======== Quoted passage
Radon (222Rn, half-life 3.82 days) is a natural radioactive noble gas which originates from
the radioactive decay of radium (226Ra) in the Earth's crust. It is a known hazard to
humans, due to its radioactivity. Moreover, radon can also be used as a versatile tool in
geophysical research. In order to use radon as a reliable tracer for different geophysical
processes, good knowledge of its transport mechanisms and about the parameters
influencing its exhalation to the atmosphere is of special importance.
In this doctoral thesis, radon transport characteristics in different environments and
spatial and temporal variations of radon levels are presented and discussed. The use of
radon as an earthquake precursor is highlighted and special attention is devoted to the
effects of hydrometeorological parameters on radon concentration in soil gas and to
methods for identifying anomalies in radon concentration caused by seismic activity.
The spatial distribution of radon levels in soil gas was studied in the area of the Ravne
fault and on a fly ash pile. The obtained results showed high spatial variability, which was
(within the same lithological type) mainly controlled by various levels of rock and soil
permeability. Radon concentrations and radon exhalation rates, measured at five profiles
perpendicular and parallel to the Ravne fault, were in the range of 0.9–32.9 kBq m–3 and
1.1–41.9 mBq m–2 s–1, respectively. The concentration of radon in fly ash was in the range
of 0.3–46.9 kBq m–3. The radon exhalation rate was 24 mBq m–2 s–1 on the part of the pile
covered with grass and 37 mBq m–2 s–1 on the part with trees and bushes.
================
======== Source material
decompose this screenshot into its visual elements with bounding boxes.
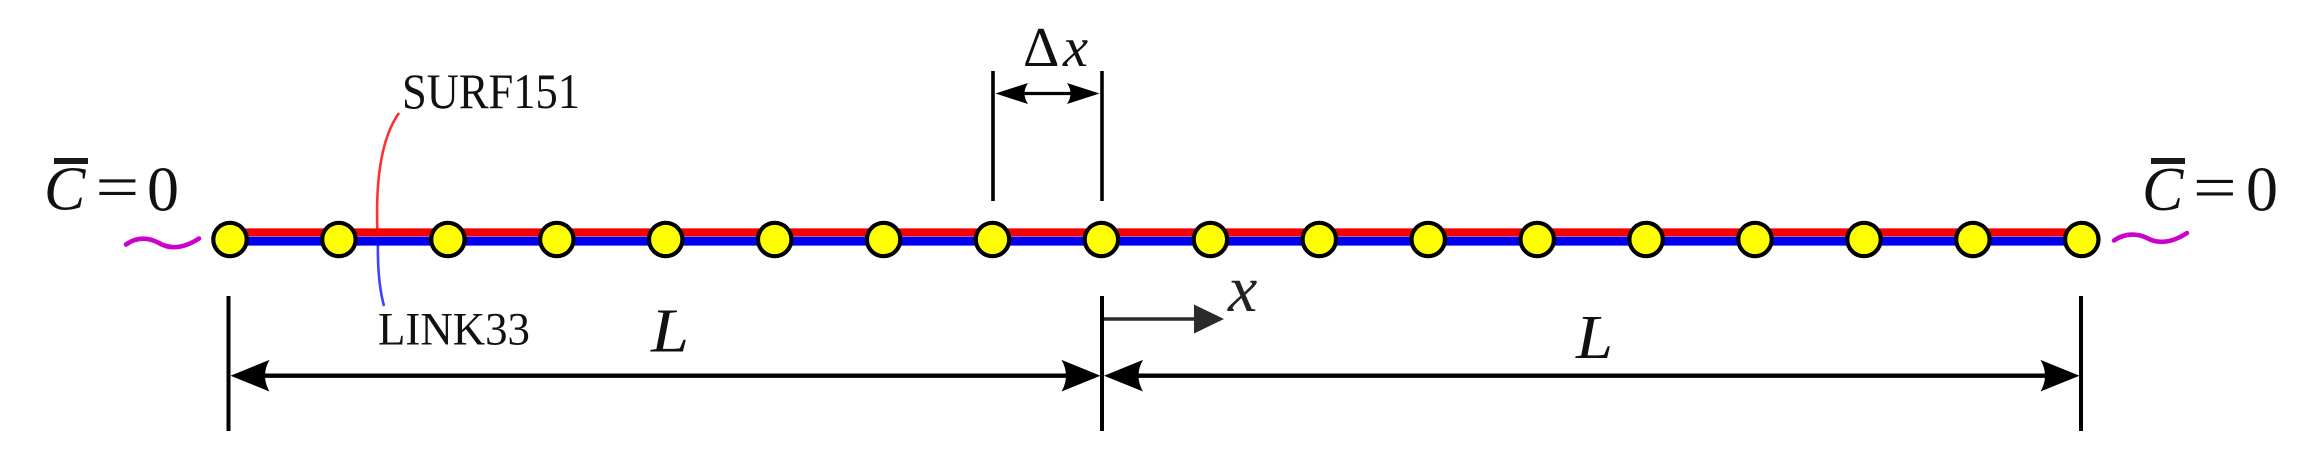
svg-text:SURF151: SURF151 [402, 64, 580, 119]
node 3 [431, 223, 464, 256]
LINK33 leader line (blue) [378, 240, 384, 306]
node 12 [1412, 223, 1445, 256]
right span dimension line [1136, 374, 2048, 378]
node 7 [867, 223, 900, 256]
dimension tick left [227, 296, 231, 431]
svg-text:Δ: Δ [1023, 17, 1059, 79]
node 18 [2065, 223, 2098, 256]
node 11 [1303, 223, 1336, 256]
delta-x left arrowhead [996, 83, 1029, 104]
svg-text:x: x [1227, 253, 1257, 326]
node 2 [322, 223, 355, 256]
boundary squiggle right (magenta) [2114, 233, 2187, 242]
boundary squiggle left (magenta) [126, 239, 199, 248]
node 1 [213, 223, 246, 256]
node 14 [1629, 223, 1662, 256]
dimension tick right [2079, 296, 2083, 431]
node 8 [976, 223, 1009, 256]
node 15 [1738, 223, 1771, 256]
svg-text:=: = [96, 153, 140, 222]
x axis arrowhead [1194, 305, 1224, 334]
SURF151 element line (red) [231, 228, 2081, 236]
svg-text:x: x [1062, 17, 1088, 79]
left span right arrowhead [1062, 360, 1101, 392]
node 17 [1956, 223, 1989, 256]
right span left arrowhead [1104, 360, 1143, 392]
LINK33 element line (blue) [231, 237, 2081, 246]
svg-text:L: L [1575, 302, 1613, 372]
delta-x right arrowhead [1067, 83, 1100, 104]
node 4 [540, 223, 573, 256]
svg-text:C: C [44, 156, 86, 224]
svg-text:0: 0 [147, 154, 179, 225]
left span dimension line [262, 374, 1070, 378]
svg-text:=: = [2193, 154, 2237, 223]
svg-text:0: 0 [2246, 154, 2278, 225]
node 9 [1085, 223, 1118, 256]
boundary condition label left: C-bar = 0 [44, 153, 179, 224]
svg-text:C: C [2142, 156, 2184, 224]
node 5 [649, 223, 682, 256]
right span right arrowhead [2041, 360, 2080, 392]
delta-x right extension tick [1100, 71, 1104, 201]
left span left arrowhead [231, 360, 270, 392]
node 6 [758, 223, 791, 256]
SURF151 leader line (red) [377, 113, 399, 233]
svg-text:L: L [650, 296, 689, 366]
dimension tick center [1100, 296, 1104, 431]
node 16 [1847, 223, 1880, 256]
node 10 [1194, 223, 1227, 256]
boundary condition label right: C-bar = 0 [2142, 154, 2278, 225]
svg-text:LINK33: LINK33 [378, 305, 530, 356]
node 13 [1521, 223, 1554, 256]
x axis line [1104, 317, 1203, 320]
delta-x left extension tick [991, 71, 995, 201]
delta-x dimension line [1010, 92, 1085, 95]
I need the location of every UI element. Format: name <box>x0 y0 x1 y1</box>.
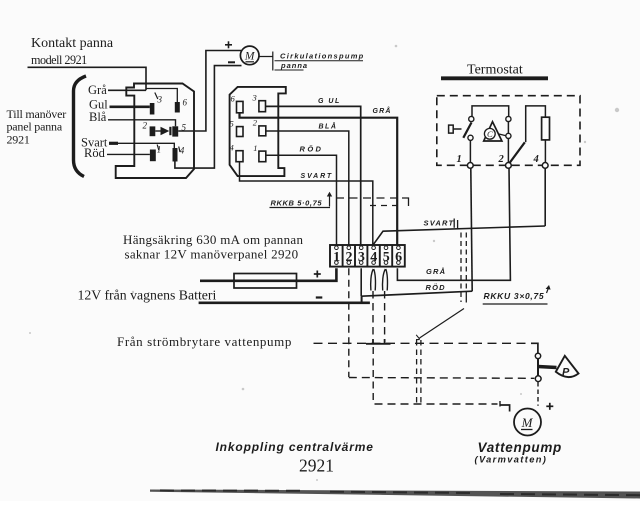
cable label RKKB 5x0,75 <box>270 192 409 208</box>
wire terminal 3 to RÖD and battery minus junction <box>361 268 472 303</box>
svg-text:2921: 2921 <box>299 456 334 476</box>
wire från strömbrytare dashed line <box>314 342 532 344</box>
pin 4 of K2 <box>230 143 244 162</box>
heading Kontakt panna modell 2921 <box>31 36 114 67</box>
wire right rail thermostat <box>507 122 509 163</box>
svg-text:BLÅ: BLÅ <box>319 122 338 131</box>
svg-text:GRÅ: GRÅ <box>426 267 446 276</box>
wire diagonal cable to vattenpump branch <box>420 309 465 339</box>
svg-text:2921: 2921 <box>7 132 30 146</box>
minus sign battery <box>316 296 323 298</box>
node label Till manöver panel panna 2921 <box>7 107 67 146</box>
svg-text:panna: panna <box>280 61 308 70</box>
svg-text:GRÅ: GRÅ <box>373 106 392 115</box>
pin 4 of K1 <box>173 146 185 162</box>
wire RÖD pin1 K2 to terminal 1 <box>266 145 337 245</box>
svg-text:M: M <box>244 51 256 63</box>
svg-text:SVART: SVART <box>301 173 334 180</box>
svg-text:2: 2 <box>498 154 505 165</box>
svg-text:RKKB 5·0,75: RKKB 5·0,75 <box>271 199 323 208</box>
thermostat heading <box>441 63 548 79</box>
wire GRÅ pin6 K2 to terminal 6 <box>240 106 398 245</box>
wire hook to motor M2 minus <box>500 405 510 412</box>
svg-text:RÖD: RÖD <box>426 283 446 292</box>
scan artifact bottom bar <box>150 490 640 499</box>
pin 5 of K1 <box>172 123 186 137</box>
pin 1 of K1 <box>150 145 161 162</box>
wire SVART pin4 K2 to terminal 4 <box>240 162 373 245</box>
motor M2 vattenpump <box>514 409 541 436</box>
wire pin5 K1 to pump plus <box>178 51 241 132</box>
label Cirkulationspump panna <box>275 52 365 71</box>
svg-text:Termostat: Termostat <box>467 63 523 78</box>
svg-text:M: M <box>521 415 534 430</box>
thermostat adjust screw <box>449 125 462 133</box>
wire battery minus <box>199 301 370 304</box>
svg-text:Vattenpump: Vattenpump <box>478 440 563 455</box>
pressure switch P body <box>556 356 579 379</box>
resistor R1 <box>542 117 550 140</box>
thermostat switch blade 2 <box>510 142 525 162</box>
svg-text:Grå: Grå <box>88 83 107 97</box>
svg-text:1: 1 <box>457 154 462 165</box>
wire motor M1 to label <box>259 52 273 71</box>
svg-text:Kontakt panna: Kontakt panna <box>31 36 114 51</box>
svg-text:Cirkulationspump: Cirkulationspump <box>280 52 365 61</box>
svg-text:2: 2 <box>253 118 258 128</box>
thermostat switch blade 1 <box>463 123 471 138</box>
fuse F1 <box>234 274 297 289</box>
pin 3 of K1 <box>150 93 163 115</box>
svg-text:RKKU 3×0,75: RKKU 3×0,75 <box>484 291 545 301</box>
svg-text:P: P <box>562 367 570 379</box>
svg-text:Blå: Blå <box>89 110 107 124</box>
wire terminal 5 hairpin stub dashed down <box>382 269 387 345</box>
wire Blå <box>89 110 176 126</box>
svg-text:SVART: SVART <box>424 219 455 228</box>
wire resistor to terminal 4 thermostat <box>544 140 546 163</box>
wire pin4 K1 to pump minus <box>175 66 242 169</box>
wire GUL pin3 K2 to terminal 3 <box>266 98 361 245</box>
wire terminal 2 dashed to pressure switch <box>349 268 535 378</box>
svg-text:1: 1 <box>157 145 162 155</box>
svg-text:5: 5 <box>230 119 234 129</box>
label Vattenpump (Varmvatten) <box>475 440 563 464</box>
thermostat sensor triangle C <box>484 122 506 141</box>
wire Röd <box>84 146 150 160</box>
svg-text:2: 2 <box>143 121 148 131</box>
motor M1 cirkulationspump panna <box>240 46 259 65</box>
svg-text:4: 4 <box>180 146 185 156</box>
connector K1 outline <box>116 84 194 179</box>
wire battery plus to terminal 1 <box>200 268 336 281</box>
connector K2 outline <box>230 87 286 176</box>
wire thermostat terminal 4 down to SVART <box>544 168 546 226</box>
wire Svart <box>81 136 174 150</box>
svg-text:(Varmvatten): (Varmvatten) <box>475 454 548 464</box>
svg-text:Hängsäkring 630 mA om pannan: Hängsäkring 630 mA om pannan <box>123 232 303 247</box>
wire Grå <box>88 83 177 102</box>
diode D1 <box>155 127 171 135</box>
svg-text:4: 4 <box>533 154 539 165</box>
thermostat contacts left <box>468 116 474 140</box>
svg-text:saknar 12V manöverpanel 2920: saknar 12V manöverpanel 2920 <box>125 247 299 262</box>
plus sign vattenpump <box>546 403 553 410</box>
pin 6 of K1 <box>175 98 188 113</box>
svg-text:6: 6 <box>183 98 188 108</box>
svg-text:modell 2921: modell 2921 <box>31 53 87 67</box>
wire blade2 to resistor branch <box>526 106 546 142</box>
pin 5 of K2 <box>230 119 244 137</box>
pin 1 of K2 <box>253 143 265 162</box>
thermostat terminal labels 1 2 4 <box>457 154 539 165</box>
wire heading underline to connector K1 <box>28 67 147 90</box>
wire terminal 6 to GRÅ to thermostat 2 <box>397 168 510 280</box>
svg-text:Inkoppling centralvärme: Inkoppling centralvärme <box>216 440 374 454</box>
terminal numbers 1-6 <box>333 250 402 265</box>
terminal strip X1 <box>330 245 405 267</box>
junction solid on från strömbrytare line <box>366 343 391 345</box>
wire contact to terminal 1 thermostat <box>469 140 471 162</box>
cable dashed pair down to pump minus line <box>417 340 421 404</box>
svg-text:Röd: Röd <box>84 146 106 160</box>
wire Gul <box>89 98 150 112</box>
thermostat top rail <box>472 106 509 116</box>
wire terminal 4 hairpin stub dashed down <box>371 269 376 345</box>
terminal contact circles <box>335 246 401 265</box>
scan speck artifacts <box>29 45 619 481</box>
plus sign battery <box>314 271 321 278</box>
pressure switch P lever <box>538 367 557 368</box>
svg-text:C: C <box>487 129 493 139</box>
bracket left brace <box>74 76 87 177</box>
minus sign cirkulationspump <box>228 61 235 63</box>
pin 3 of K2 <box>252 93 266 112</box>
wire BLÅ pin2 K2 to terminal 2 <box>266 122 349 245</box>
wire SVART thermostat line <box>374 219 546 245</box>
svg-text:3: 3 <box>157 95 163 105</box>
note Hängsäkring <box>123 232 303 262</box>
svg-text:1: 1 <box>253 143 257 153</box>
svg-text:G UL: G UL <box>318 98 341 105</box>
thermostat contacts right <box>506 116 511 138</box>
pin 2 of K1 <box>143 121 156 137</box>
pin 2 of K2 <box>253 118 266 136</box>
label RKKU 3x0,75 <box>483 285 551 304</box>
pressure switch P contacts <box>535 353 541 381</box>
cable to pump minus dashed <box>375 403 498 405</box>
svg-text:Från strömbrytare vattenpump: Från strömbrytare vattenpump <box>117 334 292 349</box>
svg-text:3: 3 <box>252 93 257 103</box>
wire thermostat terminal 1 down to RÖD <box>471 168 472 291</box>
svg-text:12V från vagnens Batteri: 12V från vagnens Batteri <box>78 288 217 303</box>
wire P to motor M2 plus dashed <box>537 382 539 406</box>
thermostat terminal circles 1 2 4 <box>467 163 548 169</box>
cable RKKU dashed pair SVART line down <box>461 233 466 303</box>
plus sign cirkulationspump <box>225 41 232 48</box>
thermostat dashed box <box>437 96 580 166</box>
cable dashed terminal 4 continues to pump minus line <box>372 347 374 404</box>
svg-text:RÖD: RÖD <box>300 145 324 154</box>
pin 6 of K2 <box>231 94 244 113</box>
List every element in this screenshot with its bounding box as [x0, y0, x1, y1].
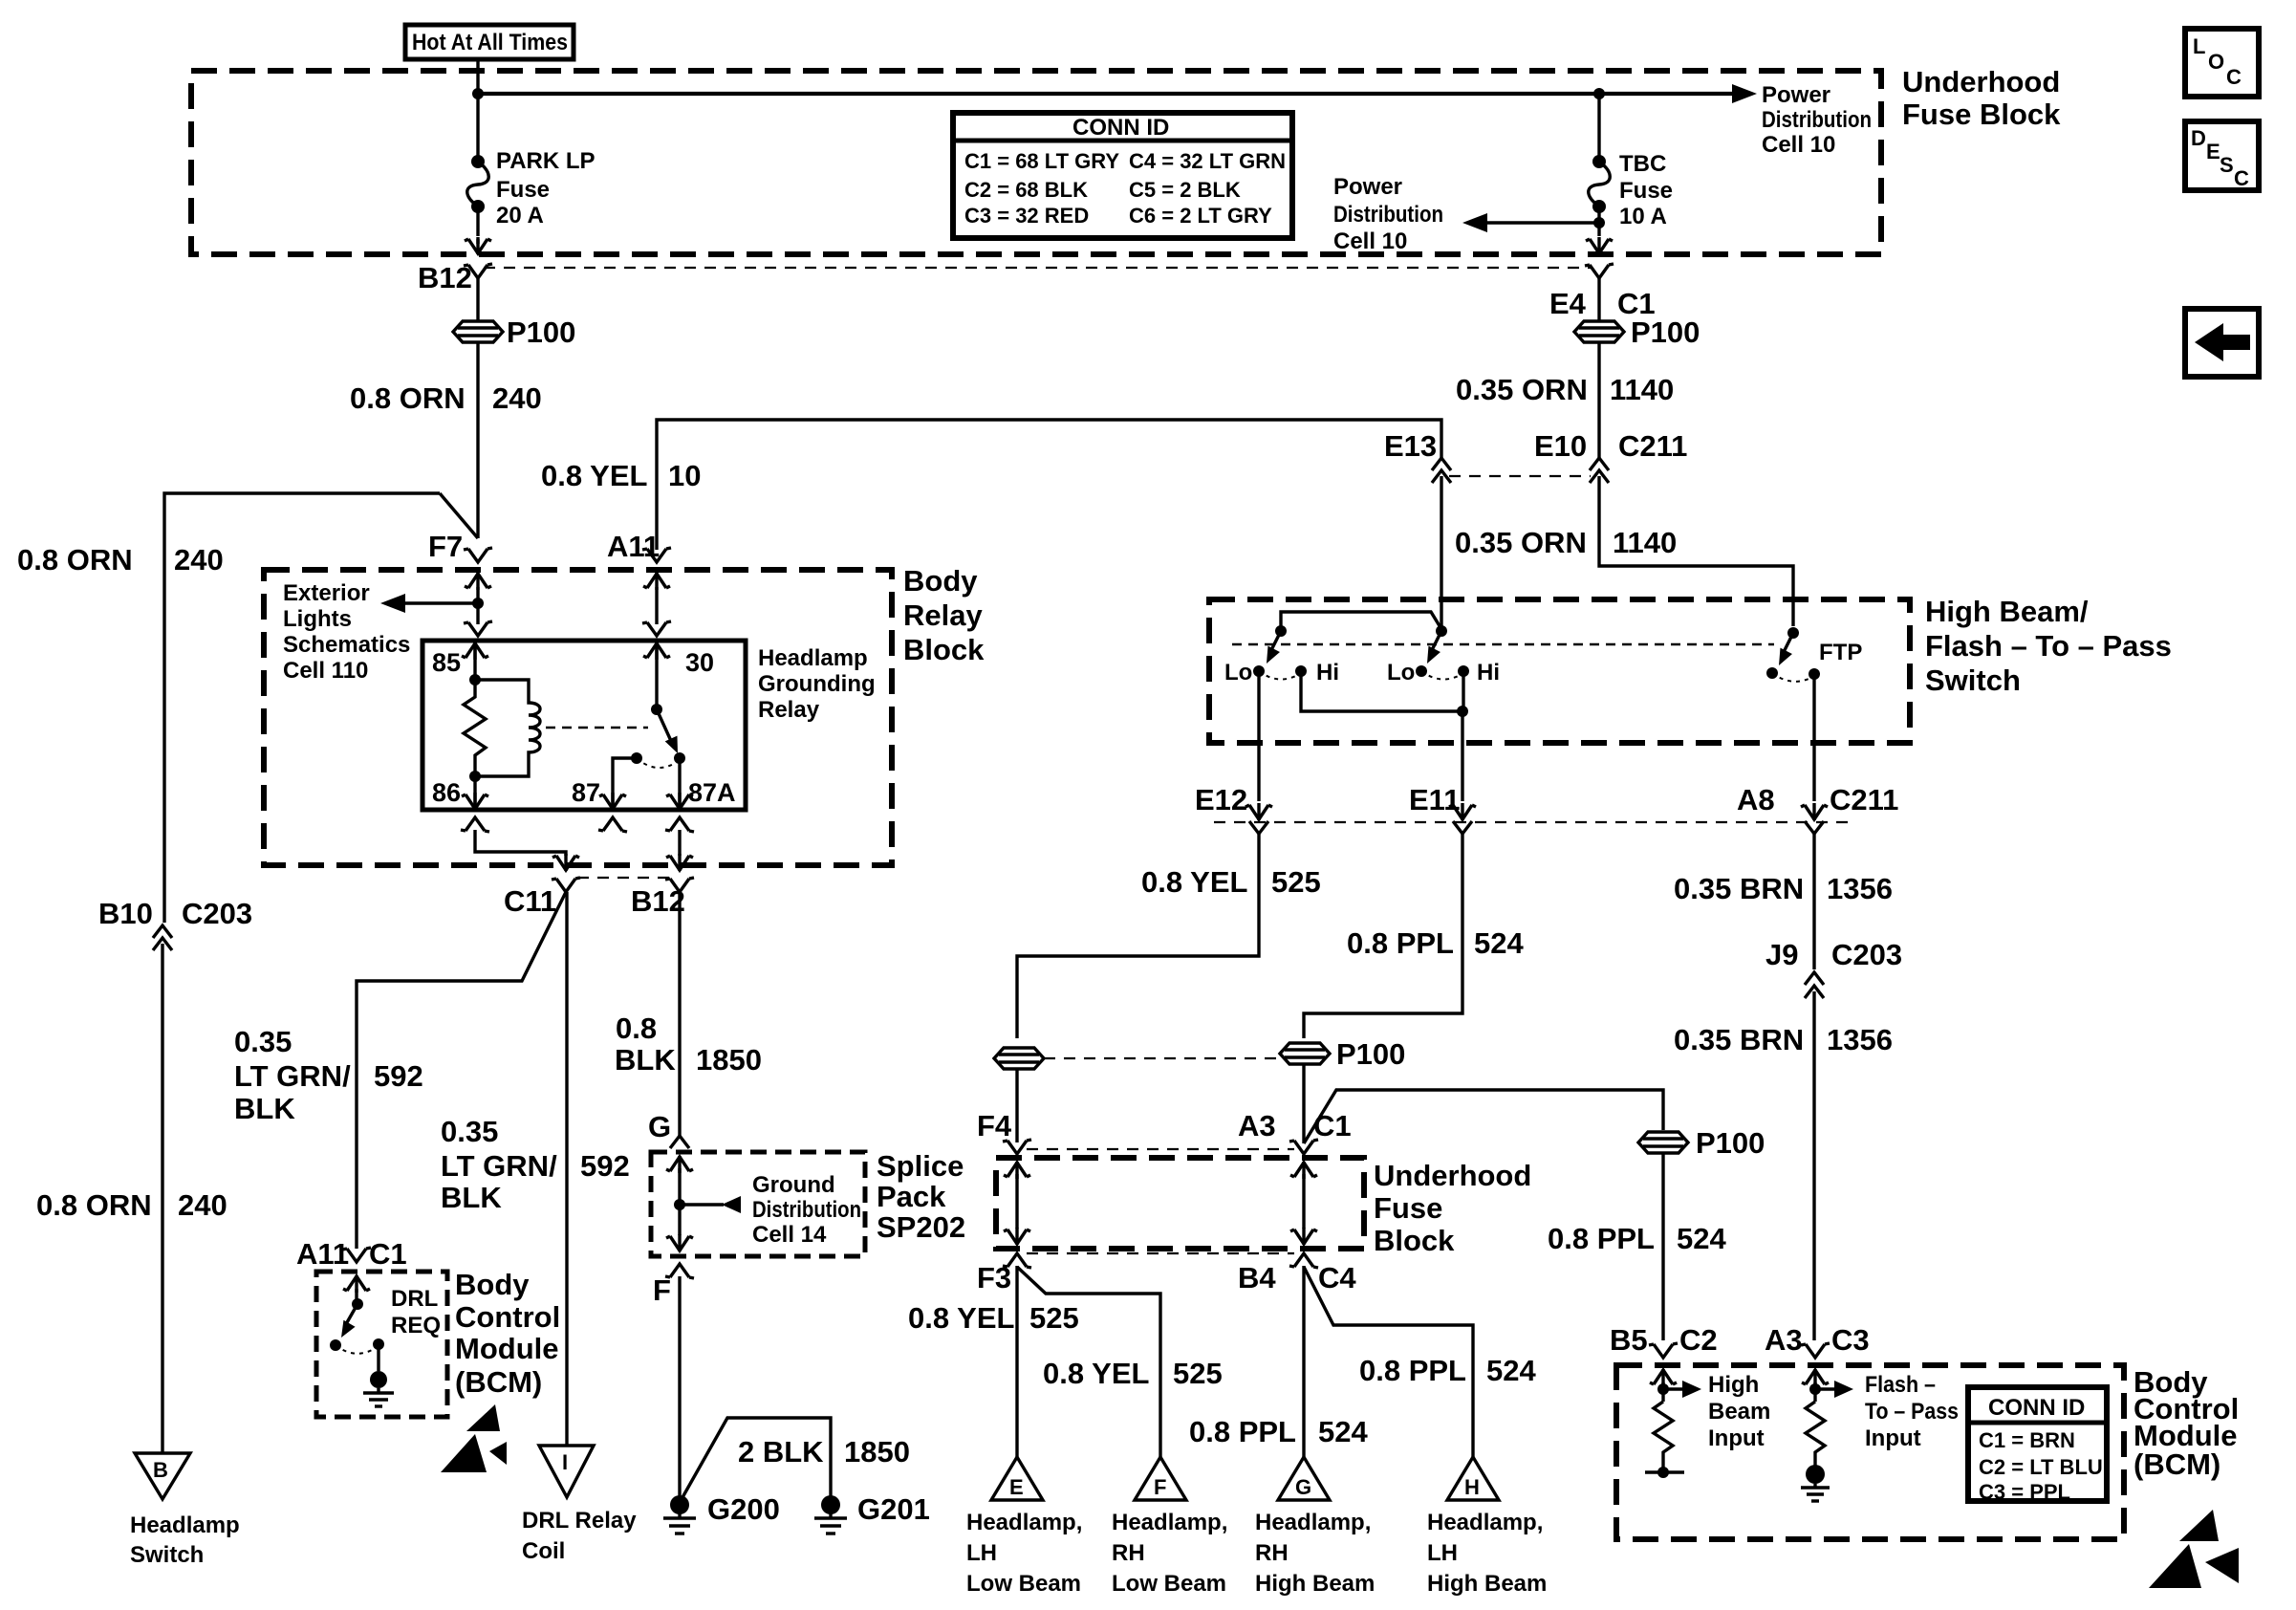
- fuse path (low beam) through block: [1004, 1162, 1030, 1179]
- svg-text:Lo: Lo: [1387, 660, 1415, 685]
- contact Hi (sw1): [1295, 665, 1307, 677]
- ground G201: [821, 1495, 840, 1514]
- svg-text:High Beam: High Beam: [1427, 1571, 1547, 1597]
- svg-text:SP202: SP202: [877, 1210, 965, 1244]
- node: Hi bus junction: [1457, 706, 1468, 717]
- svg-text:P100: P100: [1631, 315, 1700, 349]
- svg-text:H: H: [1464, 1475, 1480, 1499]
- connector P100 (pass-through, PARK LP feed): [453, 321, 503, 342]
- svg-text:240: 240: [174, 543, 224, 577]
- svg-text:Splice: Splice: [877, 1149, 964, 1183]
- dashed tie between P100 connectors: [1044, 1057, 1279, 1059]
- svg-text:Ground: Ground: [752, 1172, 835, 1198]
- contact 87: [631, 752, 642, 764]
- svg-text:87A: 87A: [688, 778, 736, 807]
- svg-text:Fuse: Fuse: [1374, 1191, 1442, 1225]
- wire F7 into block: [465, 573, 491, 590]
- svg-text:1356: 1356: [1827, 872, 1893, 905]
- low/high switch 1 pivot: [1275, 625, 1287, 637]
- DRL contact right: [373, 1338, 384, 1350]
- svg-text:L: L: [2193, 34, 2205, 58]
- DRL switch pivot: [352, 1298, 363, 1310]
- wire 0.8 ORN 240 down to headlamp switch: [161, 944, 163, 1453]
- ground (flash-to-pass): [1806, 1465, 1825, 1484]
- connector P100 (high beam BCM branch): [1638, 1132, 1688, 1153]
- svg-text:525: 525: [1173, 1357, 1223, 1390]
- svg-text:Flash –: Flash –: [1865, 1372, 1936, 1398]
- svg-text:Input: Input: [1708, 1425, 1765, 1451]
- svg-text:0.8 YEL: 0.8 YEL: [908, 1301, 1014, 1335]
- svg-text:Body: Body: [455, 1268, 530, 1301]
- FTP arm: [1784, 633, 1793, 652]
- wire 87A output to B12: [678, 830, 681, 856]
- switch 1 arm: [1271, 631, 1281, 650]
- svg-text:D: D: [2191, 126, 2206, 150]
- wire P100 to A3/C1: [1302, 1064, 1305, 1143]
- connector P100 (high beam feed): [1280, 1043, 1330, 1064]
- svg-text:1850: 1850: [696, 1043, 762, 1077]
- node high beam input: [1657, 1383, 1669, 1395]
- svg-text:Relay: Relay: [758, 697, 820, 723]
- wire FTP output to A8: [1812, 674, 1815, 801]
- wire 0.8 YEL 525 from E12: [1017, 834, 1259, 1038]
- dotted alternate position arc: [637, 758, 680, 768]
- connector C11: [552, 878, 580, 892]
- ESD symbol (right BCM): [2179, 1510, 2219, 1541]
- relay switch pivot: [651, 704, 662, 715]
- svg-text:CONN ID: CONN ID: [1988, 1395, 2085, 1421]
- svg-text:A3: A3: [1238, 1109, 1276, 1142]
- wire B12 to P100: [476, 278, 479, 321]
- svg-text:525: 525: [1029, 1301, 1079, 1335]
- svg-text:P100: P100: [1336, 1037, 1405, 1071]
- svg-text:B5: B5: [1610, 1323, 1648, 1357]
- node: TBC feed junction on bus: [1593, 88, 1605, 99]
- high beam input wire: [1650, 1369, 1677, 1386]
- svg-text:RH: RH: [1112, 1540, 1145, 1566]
================
Tasks to complete |
a - From the rows, list as a numbered list each line starting with the one containing "svg-text:SURF151: SURF151 [402, 64, 580, 119]" and going on through the one containing "delta-x left arrowhead [996, 83, 1029, 104]", skipping blank lines.
b - Write the next part of the passage on radon transport and concentration measurements, following on from its final sentence.

Exercise answers |
a -
1. svg-text:SURF151: SURF151 [402, 64, 580, 119]
2. node 3 [431, 223, 464, 256]
3. LINK33 leader line (blue) [378, 240, 384, 306]
4. node 12 [1412, 223, 1445, 256]
5. right span dimension line [1136, 374, 2048, 378]
6. node 7 [867, 223, 900, 256]
7. dimension tick left [227, 296, 231, 431]
8. svg-text:Δ: Δ [1023, 17, 1059, 79]
9. node 18 [2065, 223, 2098, 256]
10. node 11 [1303, 223, 1336, 256]
11. delta-x left arrowhead [996, 83, 1029, 104]

b -
The temporal fluctuation of radon levels in connection to seismic activity was studied
in the thermal waters at Bled and Hotavlje. Several anomalies were identified which
might have been caused by geophysical processes preceding earthquakes. Furthermore,
different responses of radon fluctuation to seismic activity were observed at these two
measurement locations, which indicates a strong dependence on the geological
characteristics of the aquifer. The average radon concentration was 10.5 ± 2.1 kBq m–3 at
Bled (October 2005 to September 2007) and 197 ± 121 kBq m–3at Hotavlje (October
2005 to June 2008).
Four different approaches for differentiating between radon anomalies caused by
seismic activity and those caused solely by hydrometeorological parameters were
compared in order to determine their efficiency. Among these, machine learning methods
were shown to have a great advantage and potential.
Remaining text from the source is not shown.